Task directions: Please list all lines of the material below in which the string "Index" occurs.

(Items from a data source)
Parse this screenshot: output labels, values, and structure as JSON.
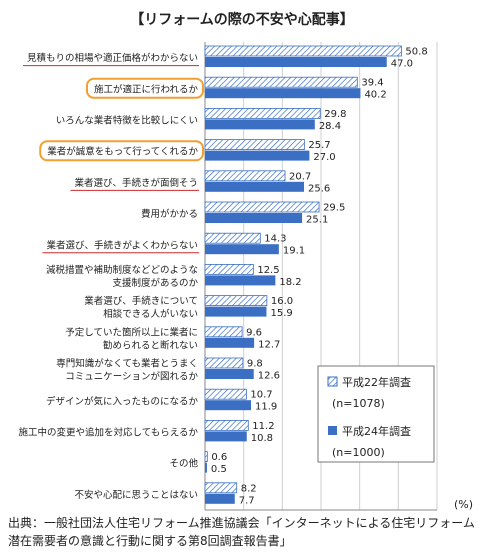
{
  "chart_data": {
    "type": "bar",
    "orientation": "horizontal",
    "title": "【リフォームの際の不安や心配事】",
    "categories": [
      "見積もりの相場や適正価格がわからない",
      "施工が適正に行われるか",
      "いろんな業者特徴を比較しにくい",
      "業者が誠意をもって行ってくれるか",
      "業者選び、手続きが面倒そう",
      "費用がかかる",
      "業者選び、手続きがよくわからない",
      "減税措置や補助制度などどのような\n支援制度があるのか",
      "業者選び、手続きについて\n相談できる人がいない",
      "予定していた箇所以上に業者に\n勧められると断れない",
      "専門知識がなくても業者とうまく\nコミュニケーションが図れるか",
      "デザインが気に入ったものになるか",
      "施工中の変更や追加を対応してもらえるか",
      "その他",
      "不安や心配に思うことはない"
    ],
    "series": [
      {
        "name": "平成22年調査\n(n=1078)",
        "values": [
          50.8,
          39.4,
          29.8,
          25.7,
          20.7,
          29.5,
          14.3,
          12.5,
          16.0,
          9.6,
          9.8,
          10.7,
          11.2,
          0.6,
          8.2
        ]
      },
      {
        "name": "平成24年調査\n(n=1000)",
        "values": [
          47.0,
          40.2,
          28.4,
          27.0,
          25.6,
          25.1,
          19.1,
          18.2,
          15.9,
          12.7,
          12.6,
          11.9,
          10.8,
          0.5,
          7.7
        ]
      }
    ],
    "value_labels": [
      [
        "50.8",
        "39.4",
        "29.8",
        "25.7",
        "20.7",
        "29.5",
        "14.3",
        "12.5",
        "16.0",
        "9.6",
        "9.8",
        "10.7",
        "11.2",
        "0.6",
        "8.2"
      ],
      [
        "47.0",
        "40.2",
        "28.4",
        "27.0",
        "25.6",
        "25.1",
        "19.1",
        "18.2",
        "15.9",
        "12.7",
        "12.6",
        "11.9",
        "10.8",
        "0.5",
        "7.7"
      ]
    ],
    "xlim": [
      0,
      60
    ],
    "xticks": [
      "0",
      "10",
      "20",
      "30",
      "40",
      "50",
      "60"
    ],
    "xunit": "(%)",
    "highlighted_boxed": [
      1,
      3
    ],
    "highlighted_underlined": [
      0,
      4,
      6
    ],
    "legend_position": "bottom-right",
    "colors": {
      "series1_hatch": "#3a6fc4",
      "series2_fill": "#3a6fc4",
      "highlight_box": "#f0a030",
      "underline": "#d02828",
      "gridline": "#cfcfcf"
    }
  },
  "source": "出典：一般社団法人住宅リフォーム推進協議会「インターネットによる住宅リフォーム潜在需要者の意識と行動に関する第8回調査報告書」"
}
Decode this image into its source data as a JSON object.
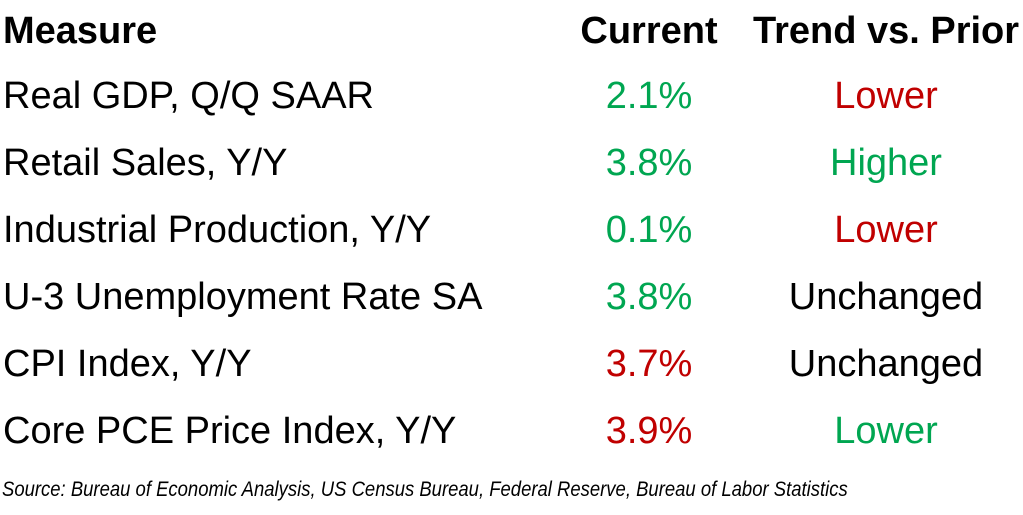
{
  "header": {
    "measure": "Measure",
    "current": "Current",
    "trend": "Trend vs. Prior"
  },
  "rows": [
    {
      "measure": "Real GDP, Q/Q SAAR",
      "current": "2.1%",
      "current_color": "green",
      "trend": "Lower",
      "trend_color": "red"
    },
    {
      "measure": "Retail Sales, Y/Y",
      "current": "3.8%",
      "current_color": "green",
      "trend": "Higher",
      "trend_color": "green"
    },
    {
      "measure": "Industrial Production, Y/Y",
      "current": "0.1%",
      "current_color": "green",
      "trend": "Lower",
      "trend_color": "red"
    },
    {
      "measure": "U-3 Unemployment Rate SA",
      "current": "3.8%",
      "current_color": "green",
      "trend": "Unchanged",
      "trend_color": "black"
    },
    {
      "measure": "CPI Index, Y/Y",
      "current": "3.7%",
      "current_color": "red",
      "trend": "Unchanged",
      "trend_color": "black"
    },
    {
      "measure": "Core PCE Price Index, Y/Y",
      "current": "3.9%",
      "current_color": "red",
      "trend": "Lower",
      "trend_color": "green"
    }
  ],
  "source_note": "Source: Bureau of Economic Analysis, US Census Bureau, Federal Reserve, Bureau of Labor Statistics",
  "colors": {
    "green": "#00A651",
    "red": "#C00000",
    "black": "#000000"
  },
  "chart_data": {
    "type": "table",
    "title": "",
    "columns": [
      "Measure",
      "Current",
      "Trend vs. Prior"
    ],
    "rows": [
      [
        "Real GDP, Q/Q SAAR",
        "2.1%",
        "Lower"
      ],
      [
        "Retail Sales, Y/Y",
        "3.8%",
        "Higher"
      ],
      [
        "Industrial Production, Y/Y",
        "0.1%",
        "Lower"
      ],
      [
        "U-3 Unemployment Rate SA",
        "3.8%",
        "Unchanged"
      ],
      [
        "CPI Index, Y/Y",
        "3.7%",
        "Unchanged"
      ],
      [
        "Core PCE Price Index, Y/Y",
        "3.9%",
        "Lower"
      ]
    ],
    "value_colors": [
      "green",
      "green",
      "green",
      "green",
      "red",
      "red"
    ],
    "trend_colors": [
      "red",
      "green",
      "red",
      "black",
      "black",
      "green"
    ],
    "source": "Source: Bureau of Economic Analysis, US Census Bureau, Federal Reserve, Bureau of Labor Statistics"
  }
}
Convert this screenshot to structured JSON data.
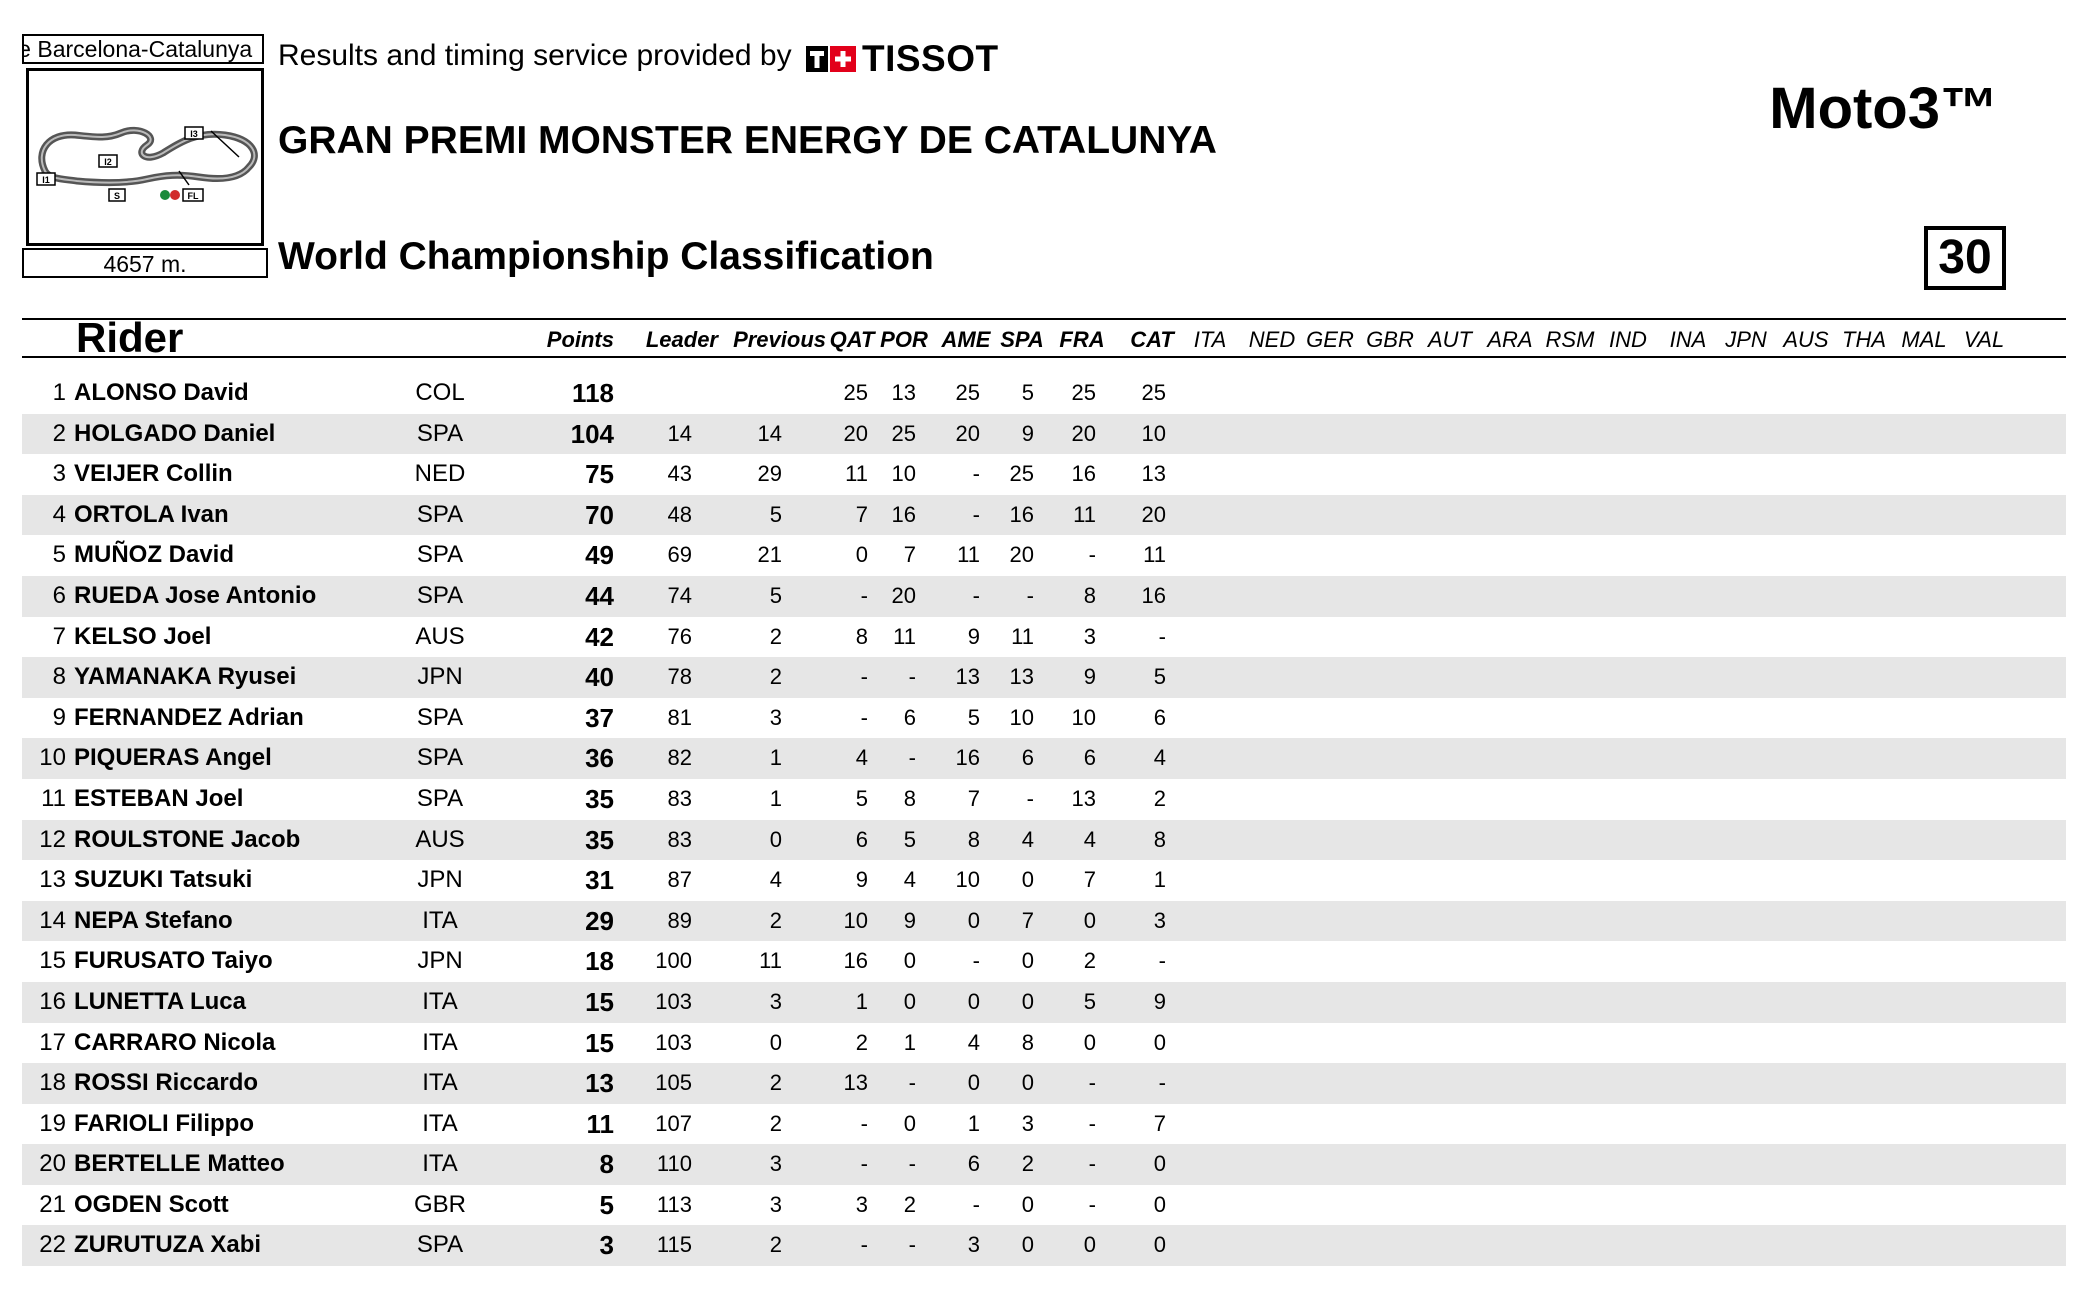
{
  "header": {
    "circuit_name": "Circuit de Barcelona-Catalunya",
    "circuit_length": "4657 m.",
    "timing_text": "Results and timing service provided by",
    "brand": "TISSOT",
    "event_title": "GRAN PREMI MONSTER ENERGY DE CATALUNYA",
    "classification_title": "World Championship Classification",
    "class_title": "Moto3™",
    "round_number": "30",
    "track_map_labels": [
      "I1",
      "I2",
      "I3",
      "FL"
    ]
  },
  "columns": {
    "rider": "Rider",
    "points": "Points",
    "leader": "Leader",
    "previous": "Previous",
    "races": [
      "QAT",
      "POR",
      "AME",
      "SPA",
      "FRA",
      "CAT",
      "ITA",
      "NED",
      "GER",
      "GBR",
      "AUT",
      "ARA",
      "RSM",
      "IND",
      "INA",
      "JPN",
      "AUS",
      "THA",
      "MAL",
      "VAL"
    ]
  },
  "rows": [
    {
      "pos": "1",
      "name": "ALONSO David",
      "nat": "COL",
      "points": "118",
      "leader": "",
      "previous": "",
      "r": [
        "25",
        "13",
        "25",
        "5",
        "25",
        "25"
      ]
    },
    {
      "pos": "2",
      "name": "HOLGADO Daniel",
      "nat": "SPA",
      "points": "104",
      "leader": "14",
      "previous": "14",
      "r": [
        "20",
        "25",
        "20",
        "9",
        "20",
        "10"
      ]
    },
    {
      "pos": "3",
      "name": "VEIJER Collin",
      "nat": "NED",
      "points": "75",
      "leader": "43",
      "previous": "29",
      "r": [
        "11",
        "10",
        "-",
        "25",
        "16",
        "13"
      ]
    },
    {
      "pos": "4",
      "name": "ORTOLA Ivan",
      "nat": "SPA",
      "points": "70",
      "leader": "48",
      "previous": "5",
      "r": [
        "7",
        "16",
        "-",
        "16",
        "11",
        "20"
      ]
    },
    {
      "pos": "5",
      "name": "MUÑOZ David",
      "nat": "SPA",
      "points": "49",
      "leader": "69",
      "previous": "21",
      "r": [
        "0",
        "7",
        "11",
        "20",
        "-",
        "11"
      ]
    },
    {
      "pos": "6",
      "name": "RUEDA Jose Antonio",
      "nat": "SPA",
      "points": "44",
      "leader": "74",
      "previous": "5",
      "r": [
        "-",
        "20",
        "-",
        "-",
        "8",
        "16"
      ]
    },
    {
      "pos": "7",
      "name": "KELSO Joel",
      "nat": "AUS",
      "points": "42",
      "leader": "76",
      "previous": "2",
      "r": [
        "8",
        "11",
        "9",
        "11",
        "3",
        "-"
      ]
    },
    {
      "pos": "8",
      "name": "YAMANAKA Ryusei",
      "nat": "JPN",
      "points": "40",
      "leader": "78",
      "previous": "2",
      "r": [
        "-",
        "-",
        "13",
        "13",
        "9",
        "5"
      ]
    },
    {
      "pos": "9",
      "name": "FERNANDEZ Adrian",
      "nat": "SPA",
      "points": "37",
      "leader": "81",
      "previous": "3",
      "r": [
        "-",
        "6",
        "5",
        "10",
        "10",
        "6"
      ]
    },
    {
      "pos": "10",
      "name": "PIQUERAS Angel",
      "nat": "SPA",
      "points": "36",
      "leader": "82",
      "previous": "1",
      "r": [
        "4",
        "-",
        "16",
        "6",
        "6",
        "4"
      ]
    },
    {
      "pos": "11",
      "name": "ESTEBAN Joel",
      "nat": "SPA",
      "points": "35",
      "leader": "83",
      "previous": "1",
      "r": [
        "5",
        "8",
        "7",
        "-",
        "13",
        "2"
      ]
    },
    {
      "pos": "12",
      "name": "ROULSTONE Jacob",
      "nat": "AUS",
      "points": "35",
      "leader": "83",
      "previous": "0",
      "r": [
        "6",
        "5",
        "8",
        "4",
        "4",
        "8"
      ]
    },
    {
      "pos": "13",
      "name": "SUZUKI Tatsuki",
      "nat": "JPN",
      "points": "31",
      "leader": "87",
      "previous": "4",
      "r": [
        "9",
        "4",
        "10",
        "0",
        "7",
        "1"
      ]
    },
    {
      "pos": "14",
      "name": "NEPA Stefano",
      "nat": "ITA",
      "points": "29",
      "leader": "89",
      "previous": "2",
      "r": [
        "10",
        "9",
        "0",
        "7",
        "0",
        "3"
      ]
    },
    {
      "pos": "15",
      "name": "FURUSATO Taiyo",
      "nat": "JPN",
      "points": "18",
      "leader": "100",
      "previous": "11",
      "r": [
        "16",
        "0",
        "-",
        "0",
        "2",
        "-"
      ]
    },
    {
      "pos": "16",
      "name": "LUNETTA Luca",
      "nat": "ITA",
      "points": "15",
      "leader": "103",
      "previous": "3",
      "r": [
        "1",
        "0",
        "0",
        "0",
        "5",
        "9"
      ]
    },
    {
      "pos": "17",
      "name": "CARRARO Nicola",
      "nat": "ITA",
      "points": "15",
      "leader": "103",
      "previous": "0",
      "r": [
        "2",
        "1",
        "4",
        "8",
        "0",
        "0"
      ]
    },
    {
      "pos": "18",
      "name": "ROSSI Riccardo",
      "nat": "ITA",
      "points": "13",
      "leader": "105",
      "previous": "2",
      "r": [
        "13",
        "-",
        "0",
        "0",
        "-",
        "-"
      ]
    },
    {
      "pos": "19",
      "name": "FARIOLI Filippo",
      "nat": "ITA",
      "points": "11",
      "leader": "107",
      "previous": "2",
      "r": [
        "-",
        "0",
        "1",
        "3",
        "-",
        "7"
      ]
    },
    {
      "pos": "20",
      "name": "BERTELLE Matteo",
      "nat": "ITA",
      "points": "8",
      "leader": "110",
      "previous": "3",
      "r": [
        "-",
        "-",
        "6",
        "2",
        "-",
        "0"
      ]
    },
    {
      "pos": "21",
      "name": "OGDEN Scott",
      "nat": "GBR",
      "points": "5",
      "leader": "113",
      "previous": "3",
      "r": [
        "3",
        "2",
        "-",
        "0",
        "-",
        "0"
      ]
    },
    {
      "pos": "22",
      "name": "ZURUTUZA Xabi",
      "nat": "SPA",
      "points": "3",
      "leader": "115",
      "previous": "2",
      "r": [
        "-",
        "-",
        "3",
        "0",
        "0",
        "0"
      ]
    }
  ]
}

Solution to this problem:
      "measure": "CPI Index, Y/Y",
      "measure": "Core PCE Price Index, Y/Y",
        "CPI Index, Y/Y",
        "Core PCE Price Index, Y/Y",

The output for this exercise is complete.